↓
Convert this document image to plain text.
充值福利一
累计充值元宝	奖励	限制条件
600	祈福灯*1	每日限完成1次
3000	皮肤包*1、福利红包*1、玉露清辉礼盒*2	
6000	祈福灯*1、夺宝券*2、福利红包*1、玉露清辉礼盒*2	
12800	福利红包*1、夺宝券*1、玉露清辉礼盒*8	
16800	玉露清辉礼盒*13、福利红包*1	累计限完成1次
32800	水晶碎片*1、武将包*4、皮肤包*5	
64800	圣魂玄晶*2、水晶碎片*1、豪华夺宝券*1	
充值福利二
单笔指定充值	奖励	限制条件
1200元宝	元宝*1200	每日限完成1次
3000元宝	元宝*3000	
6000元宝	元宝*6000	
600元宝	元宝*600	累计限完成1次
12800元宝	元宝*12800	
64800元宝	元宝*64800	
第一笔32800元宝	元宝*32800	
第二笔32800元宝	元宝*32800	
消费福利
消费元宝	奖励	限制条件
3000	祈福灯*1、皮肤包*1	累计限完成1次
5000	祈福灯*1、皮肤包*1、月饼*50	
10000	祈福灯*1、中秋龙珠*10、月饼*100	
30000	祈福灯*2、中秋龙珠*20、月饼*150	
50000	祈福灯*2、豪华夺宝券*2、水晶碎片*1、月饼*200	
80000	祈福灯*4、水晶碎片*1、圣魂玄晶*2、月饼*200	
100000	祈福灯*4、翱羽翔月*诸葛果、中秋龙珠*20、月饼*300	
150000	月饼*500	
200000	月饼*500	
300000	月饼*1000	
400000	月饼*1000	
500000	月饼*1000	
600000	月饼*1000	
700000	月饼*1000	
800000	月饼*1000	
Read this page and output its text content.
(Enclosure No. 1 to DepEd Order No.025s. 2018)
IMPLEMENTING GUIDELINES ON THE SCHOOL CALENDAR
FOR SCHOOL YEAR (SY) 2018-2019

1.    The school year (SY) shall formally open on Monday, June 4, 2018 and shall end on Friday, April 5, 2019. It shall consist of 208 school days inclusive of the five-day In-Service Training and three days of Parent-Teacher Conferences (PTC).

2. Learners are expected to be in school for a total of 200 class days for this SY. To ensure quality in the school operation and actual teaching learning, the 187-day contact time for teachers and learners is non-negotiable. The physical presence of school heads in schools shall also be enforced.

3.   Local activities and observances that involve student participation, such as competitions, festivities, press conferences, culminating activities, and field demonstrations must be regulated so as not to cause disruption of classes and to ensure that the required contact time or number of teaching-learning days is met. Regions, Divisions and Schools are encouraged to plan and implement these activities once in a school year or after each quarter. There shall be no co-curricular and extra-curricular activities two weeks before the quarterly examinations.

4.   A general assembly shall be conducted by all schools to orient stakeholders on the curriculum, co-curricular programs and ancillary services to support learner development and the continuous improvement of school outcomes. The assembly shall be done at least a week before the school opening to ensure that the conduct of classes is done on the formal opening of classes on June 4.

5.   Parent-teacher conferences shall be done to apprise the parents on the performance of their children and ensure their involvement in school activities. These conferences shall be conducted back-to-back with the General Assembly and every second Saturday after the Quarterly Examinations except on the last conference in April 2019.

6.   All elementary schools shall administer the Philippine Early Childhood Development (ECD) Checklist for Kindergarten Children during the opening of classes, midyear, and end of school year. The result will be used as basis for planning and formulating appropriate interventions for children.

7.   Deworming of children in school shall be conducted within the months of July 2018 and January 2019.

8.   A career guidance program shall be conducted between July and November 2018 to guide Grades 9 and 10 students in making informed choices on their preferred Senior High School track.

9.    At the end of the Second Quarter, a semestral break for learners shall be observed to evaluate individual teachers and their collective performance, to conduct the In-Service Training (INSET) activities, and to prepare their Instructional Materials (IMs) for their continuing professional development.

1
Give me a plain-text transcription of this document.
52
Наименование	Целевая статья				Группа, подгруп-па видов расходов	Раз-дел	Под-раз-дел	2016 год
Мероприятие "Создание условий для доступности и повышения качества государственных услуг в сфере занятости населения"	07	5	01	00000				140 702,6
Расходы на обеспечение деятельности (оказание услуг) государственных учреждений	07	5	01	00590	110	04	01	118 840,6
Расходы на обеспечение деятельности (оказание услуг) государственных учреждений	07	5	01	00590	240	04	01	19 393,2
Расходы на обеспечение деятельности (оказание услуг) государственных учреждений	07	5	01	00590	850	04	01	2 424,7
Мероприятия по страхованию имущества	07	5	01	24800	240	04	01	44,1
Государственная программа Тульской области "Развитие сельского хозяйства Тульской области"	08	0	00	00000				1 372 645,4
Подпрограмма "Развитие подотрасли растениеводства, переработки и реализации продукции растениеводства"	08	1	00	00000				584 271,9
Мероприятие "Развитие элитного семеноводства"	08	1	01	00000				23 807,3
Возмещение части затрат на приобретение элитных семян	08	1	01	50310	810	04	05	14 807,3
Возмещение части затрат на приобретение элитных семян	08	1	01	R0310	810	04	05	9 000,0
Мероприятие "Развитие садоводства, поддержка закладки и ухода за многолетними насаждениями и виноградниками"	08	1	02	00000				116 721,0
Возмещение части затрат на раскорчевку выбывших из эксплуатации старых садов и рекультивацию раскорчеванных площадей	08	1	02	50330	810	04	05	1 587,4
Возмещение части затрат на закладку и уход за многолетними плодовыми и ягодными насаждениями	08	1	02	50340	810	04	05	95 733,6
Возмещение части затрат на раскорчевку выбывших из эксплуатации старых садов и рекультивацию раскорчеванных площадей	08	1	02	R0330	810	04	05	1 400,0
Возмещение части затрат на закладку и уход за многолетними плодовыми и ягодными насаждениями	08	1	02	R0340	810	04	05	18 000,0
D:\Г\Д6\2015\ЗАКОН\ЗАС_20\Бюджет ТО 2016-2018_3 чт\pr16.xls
↑
• Stated task: Would you reproduce all the entries exactly?

• Worked solution:
Convert this document image to plain text.
充值福利一
累计充值元宝	奖励	限制条件
600	祈福灯*1	每日限完成1次
3000	皮肤包*1、福利红包*1、玉露清辉礼盒*2	
6000	祈福灯*1、夺宝券*2、福利红包*1、玉露清辉礼盒*2	
12800	福利红包*1、夺宝券*1、玉露清辉礼盒*8	
16800	玉露清辉礼盒*13、福利红包*1	累计限完成1次
32800	水晶碎片*1、武将包*4、皮肤包*5	
64800	圣魂玄晶*2、水晶碎片*1、豪华夺宝券*1	
充值福利二
单笔指定充值	奖励	限制条件
1200元宝	元宝*1200	每日限完成1次
3000元宝	元宝*3000	
6000元宝	元宝*6000	
600元宝	元宝*600	累计限完成1次
12800元宝	元宝*12800	
64800元宝	元宝*64800	
第一笔32800元宝	元宝*32800	
第二笔32800元宝	元宝*32800	
消费福利
消费元宝	奖励	限制条件
3000	祈福灯*1、皮肤包*1	累计限完成1次
5000	祈福灯*1、皮肤包*1、月饼*50	
10000	祈福灯*1、中秋龙珠*10、月饼*100	
30000	祈福灯*2、中秋龙珠*20、月饼*150	
50000	祈福灯*2、豪华夺宝券*2、水晶碎片*1、月饼*200	
80000	祈福灯*4、水晶碎片*1、圣魂玄晶*2、月饼*200	
100000	祈福灯*4、翱羽翔月*诸葛果、中秋龙珠*20、月饼*300	
150000	月饼*500	
200000	月饼*500	
300000	月饼*1000	
400000	月饼*1000	
500000	月饼*1000	
600000	月饼*1000	
700000	月饼*1000	
800000	月饼*1000	
Read this page and output its text content.
(Enclosure No. 1 to DepEd Order No.025s. 2018)
IMPLEMENTING GUIDELINES ON THE SCHOOL CALENDAR
FOR SCHOOL YEAR (SY) 2018-2019

1.    The school year (SY) shall formally open on Monday, June 4, 2018 and shall end on Friday, April 5, 2019. It shall consist of 208 school days inclusive of the five-day In-Service Training and three days of Parent-Teacher Conferences (PTC).

2. Learners are expected to be in school for a total of 200 class days for this SY. To ensure quality in the school operation and actual teaching learning, the 187-day contact time for teachers and learners is non-negotiable. The physical presence of school heads in schools shall also be enforced.

3.   Local activities and observances that involve student participation, such as competitions, festivities, press conferences, culminating activities, and field demonstrations must be regulated so as not to cause disruption of classes and to ensure that the required contact time or number of teaching-learning days is met. Regions, Divisions and Schools are encouraged to plan and implement these activities once in a school year or after each quarter. There shall be no co-curricular and extra-curricular activities two weeks before the quarterly examinations.

4.   A general assembly shall be conducted by all schools to orient stakeholders on the curriculum, co-curricular programs and ancillary services to support learner development and the continuous improvement of school outcomes. The assembly shall be done at least a week before the school opening to ensure that the conduct of classes is done on the formal opening of classes on June 4.

5.   Parent-teacher conferences shall be done to apprise the parents on the performance of their children and ensure their involvement in school activities. These conferences shall be conducted back-to-back with the General Assembly and every second Saturday after the Quarterly Examinations except on the last conference in April 2019.

6.   All elementary schools shall administer the Philippine Early Childhood Development (ECD) Checklist for Kindergarten Children during the opening of classes, midyear, and end of school year. The result will be used as basis for planning and formulating appropriate interventions for children.

7.   Deworming of children in school shall be conducted within the months of July 2018 and January 2019.

8.   A career guidance program shall be conducted between July and November 2018 to guide Grades 9 and 10 students in making informed choices on their preferred Senior High School track.

9.    At the end of the Second Quarter, a semestral break for learners shall be observed to evaluate individual teachers and their collective performance, to conduct the In-Service Training (INSET) activities, and to prepare their Instructional Materials (IMs) for their continuing professional development.

1
Give me a plain-text transcription of this document.
52
Наименование	Целевая статья				Группа, подгруп-па видов расходов	Раз-дел	Под-раз-дел	2016 год
Мероприятие "Создание условий для доступности и повышения качества государственных услуг в сфере занятости населения"	07	5	01	00000				140 702,6
Расходы на обеспечение деятельности (оказание услуг) государственных учреждений	07	5	01	00590	110	04	01	118 840,6
Расходы на обеспечение деятельности (оказание услуг) государственных учреждений	07	5	01	00590	240	04	01	19 393,2
Расходы на обеспечение деятельности (оказание услуг) государственных учреждений	07	5	01	00590	850	04	01	2 424,7
Мероприятия по страхованию имущества	07	5	01	24800	240	04	01	44,1
Государственная программа Тульской области "Развитие сельского хозяйства Тульской области"	08	0	00	00000				1 372 645,4
Подпрограмма "Развитие подотрасли растениеводства, переработки и реализации продукции растениеводства"	08	1	00	00000				584 271,9
Мероприятие "Развитие элитного семеноводства"	08	1	01	00000				23 807,3
Возмещение части затрат на приобретение элитных семян	08	1	01	50310	810	04	05	14 807,3
Возмещение части затрат на приобретение элитных семян	08	1	01	R0310	810	04	05	9 000,0
Мероприятие "Развитие садоводства, поддержка закладки и ухода за многолетними насаждениями и виноградниками"	08	1	02	00000				116 721,0
Возмещение части затрат на раскорчевку выбывших из эксплуатации старых садов и рекультивацию раскорчеванных площадей	08	1	02	50330	810	04	05	1 587,4
Возмещение части затрат на закладку и уход за многолетними плодовыми и ягодными насаждениями	08	1	02	50340	810	04	05	95 733,6
Возмещение части затрат на раскорчевку выбывших из эксплуатации старых садов и рекультивацию раскорчеванных площадей	08	1	02	R0330	810	04	05	1 400,0
Возмещение части затрат на закладку и уход за многолетними плодовыми и ягодными насаждениями	08	1	02	R0340	810	04	05	18 000,0
D:\Г\Д6\2015\ЗАКОН\ЗАС_20\Бюджет ТО 2016-2018_3 чт\pr16.xls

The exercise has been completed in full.